(Data entries)
########################################

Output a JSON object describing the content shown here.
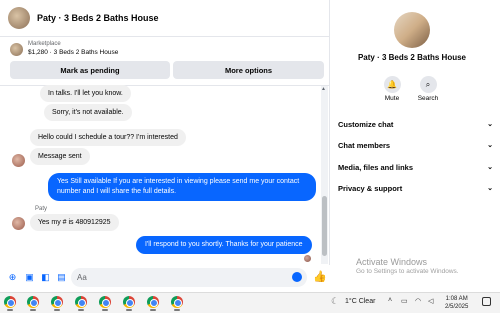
{
  "header": {
    "title": "Paty · 3 Beds 2 Baths House"
  },
  "marketplace": {
    "label": "Marketplace",
    "listing": "$1,280 · 3 Beds 2 Baths House",
    "mark_pending_label": "Mark as pending",
    "more_options_label": "More options"
  },
  "messages": [
    {
      "dir": "in",
      "text": "In talks. I'll let you know."
    },
    {
      "dir": "in",
      "text": "Sorry, it's not available."
    },
    {
      "dir": "in",
      "text": "Hello could I schedule a tour?? I'm interested"
    },
    {
      "dir": "in",
      "text": "Message sent"
    },
    {
      "dir": "out",
      "text": "Yes Still available If you are interested in viewing please send me your contact number and I will share the full details."
    },
    {
      "dir": "in",
      "sender": "Paty",
      "text": "Yes my # is 480912925"
    },
    {
      "dir": "out",
      "text": "I'll respond to you shortly. Thanks for your patience"
    }
  ],
  "composer": {
    "placeholder": "Aa"
  },
  "side": {
    "title": "Paty · 3 Beds 2 Baths House",
    "actions": [
      {
        "label": "Mute",
        "icon": "bell-icon"
      },
      {
        "label": "Search",
        "icon": "search-icon"
      }
    ],
    "sections": [
      "Customize chat",
      "Chat members",
      "Media, files and links",
      "Privacy & support"
    ]
  },
  "watermark": {
    "line1": "Activate Windows",
    "line2": "Go to Settings to activate Windows."
  },
  "taskbar": {
    "weather": "1°C  Clear",
    "time": "1:08 AM",
    "date": "2/5/2025"
  },
  "colors": {
    "accent": "#0866ff",
    "bubble_in": "#f0f0f0"
  }
}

########################################

**The exercise**
Go through the listing above and report how many of its lines contain the word "available", with only the number as output.

**Result of the exercise**
2